▶ _Task requirements_
The records below must be copied in full; omit the images.
___
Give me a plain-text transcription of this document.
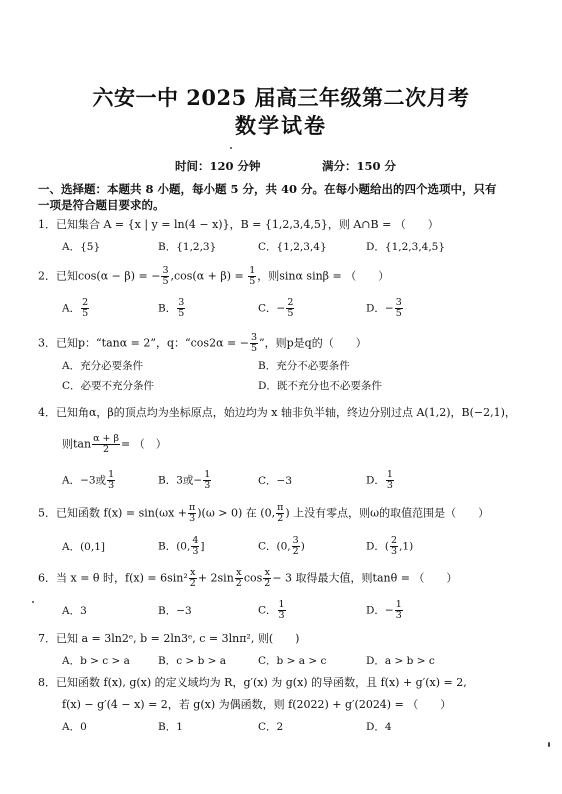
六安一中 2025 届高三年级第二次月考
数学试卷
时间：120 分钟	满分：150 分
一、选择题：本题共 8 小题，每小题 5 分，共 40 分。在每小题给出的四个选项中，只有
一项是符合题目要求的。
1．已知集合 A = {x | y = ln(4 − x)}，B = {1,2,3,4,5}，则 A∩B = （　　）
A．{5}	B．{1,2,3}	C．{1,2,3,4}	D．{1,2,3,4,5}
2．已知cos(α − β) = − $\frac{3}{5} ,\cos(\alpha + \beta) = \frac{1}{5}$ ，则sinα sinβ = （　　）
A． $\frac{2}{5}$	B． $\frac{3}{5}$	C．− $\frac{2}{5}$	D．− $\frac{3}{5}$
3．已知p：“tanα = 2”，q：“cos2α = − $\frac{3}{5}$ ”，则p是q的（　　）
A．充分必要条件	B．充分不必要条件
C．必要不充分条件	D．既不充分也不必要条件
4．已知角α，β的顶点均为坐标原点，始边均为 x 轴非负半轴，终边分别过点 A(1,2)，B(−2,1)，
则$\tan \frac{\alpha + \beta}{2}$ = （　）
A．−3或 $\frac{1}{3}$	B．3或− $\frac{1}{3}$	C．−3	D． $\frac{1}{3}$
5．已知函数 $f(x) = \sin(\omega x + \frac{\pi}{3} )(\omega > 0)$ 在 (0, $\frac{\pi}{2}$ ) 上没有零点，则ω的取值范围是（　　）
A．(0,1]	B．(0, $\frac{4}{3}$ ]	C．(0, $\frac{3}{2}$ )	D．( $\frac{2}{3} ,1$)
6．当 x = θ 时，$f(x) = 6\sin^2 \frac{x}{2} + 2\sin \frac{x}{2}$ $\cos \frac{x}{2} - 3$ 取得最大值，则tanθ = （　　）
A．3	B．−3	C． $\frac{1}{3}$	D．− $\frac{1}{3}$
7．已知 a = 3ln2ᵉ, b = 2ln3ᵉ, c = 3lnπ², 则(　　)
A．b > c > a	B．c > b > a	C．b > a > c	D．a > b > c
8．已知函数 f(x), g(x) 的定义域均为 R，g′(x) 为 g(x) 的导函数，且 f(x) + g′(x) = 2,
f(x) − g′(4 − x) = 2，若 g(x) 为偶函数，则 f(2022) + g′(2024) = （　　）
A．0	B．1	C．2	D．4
___
▶ _Solved problem_
Give me a plain-text transcription of this document.
六安一中 2025 届高三年级第二次月考
数学试卷
时间：120 分钟	满分：150 分
一、选择题：本题共 8 小题，每小题 5 分，共 40 分。在每小题给出的四个选项中，只有
一项是符合题目要求的。
1．已知集合 A = {x | y = ln(4 − x)}，B = {1,2,3,4,5}，则 A∩B = （　　）
A．{5}	B．{1,2,3}	C．{1,2,3,4}	D．{1,2,3,4,5}
2．已知cos(α − β) = − $\frac{3}{5} ,\cos(\alpha + \beta) = \frac{1}{5}$ ，则sinα sinβ = （　　）
A． $\frac{2}{5}$	B． $\frac{3}{5}$	C．− $\frac{2}{5}$	D．− $\frac{3}{5}$
3．已知p：“tanα = 2”，q：“cos2α = − $\frac{3}{5}$ ”，则p是q的（　　）
A．充分必要条件	B．充分不必要条件
C．必要不充分条件	D．既不充分也不必要条件
4．已知角α，β的顶点均为坐标原点，始边均为 x 轴非负半轴，终边分别过点 A(1,2)，B(−2,1)，
则$\tan \frac{\alpha + \beta}{2}$ = （　）
A．−3或 $\frac{1}{3}$	B．3或− $\frac{1}{3}$	C．−3	D． $\frac{1}{3}$
5．已知函数 $f(x) = \sin(\omega x + \frac{\pi}{3} )(\omega > 0)$ 在 (0, $\frac{\pi}{2}$ ) 上没有零点，则ω的取值范围是（　　）
A．(0,1]	B．(0, $\frac{4}{3}$ ]	C．(0, $\frac{3}{2}$ )	D．( $\frac{2}{3} ,1$)
6．当 x = θ 时，$f(x) = 6\sin^2 \frac{x}{2} + 2\sin \frac{x}{2}$ $\cos \frac{x}{2} - 3$ 取得最大值，则tanθ = （　　）
A．3	B．−3	C． $\frac{1}{3}$	D．− $\frac{1}{3}$
7．已知 a = 3ln2ᵉ, b = 2ln3ᵉ, c = 3lnπ², 则(　　)
A．b > c > a	B．c > b > a	C．b > a > c	D．a > b > c
8．已知函数 f(x), g(x) 的定义域均为 R，g′(x) 为 g(x) 的导函数，且 f(x) + g′(x) = 2,
f(x) − g′(4 − x) = 2，若 g(x) 为偶函数，则 f(2022) + g′(2024) = （　　）
A．0	B．1	C．2	D．4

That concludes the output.